In the entries below, find every line with "Mitchell" and copy it.

**** Supplied material

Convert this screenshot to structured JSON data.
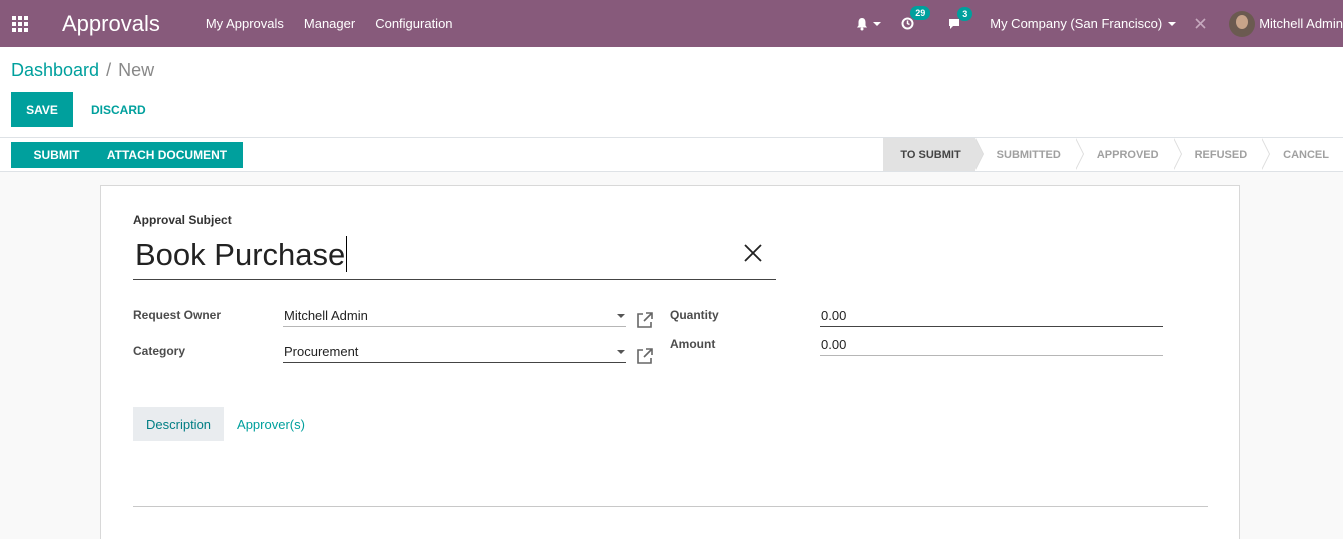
{
  "navbar": {
    "app_title": "Approvals",
    "menu": [
      "My Approvals",
      "Manager",
      "Configuration"
    ],
    "activity_badge": "29",
    "messages_badge": "3",
    "company": "My Company (San Francisco)",
    "user_name": "Mitchell Admin",
    "bg_color": "#875a7b"
  },
  "breadcrumb": {
    "parent": "Dashboard",
    "separator": "/",
    "current": "New"
  },
  "buttons": {
    "save": "SAVE",
    "discard": "DISCARD",
    "submit": "SUBMIT",
    "attach_document": "ATTACH DOCUMENT"
  },
  "stages": [
    "TO SUBMIT",
    "SUBMITTED",
    "APPROVED",
    "REFUSED",
    "CANCEL"
  ],
  "form": {
    "subject_label": "Approval Subject",
    "subject_value": "Book Purchase",
    "request_owner_label": "Request Owner",
    "request_owner_value": "Mitchell Admin",
    "category_label": "Category",
    "category_value": "Procurement",
    "quantity_label": "Quantity",
    "quantity_value": "0.00",
    "amount_label": "Amount",
    "amount_value": "0.00"
  },
  "tabs": [
    "Description",
    "Approver(s)"
  ],
  "colors": {
    "accent": "#00a09d",
    "brand": "#875a7b"
  }
}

********

__The result__:
    "user_name": "Mitchell Admin",
    "request_owner_value": "Mitchell Admin",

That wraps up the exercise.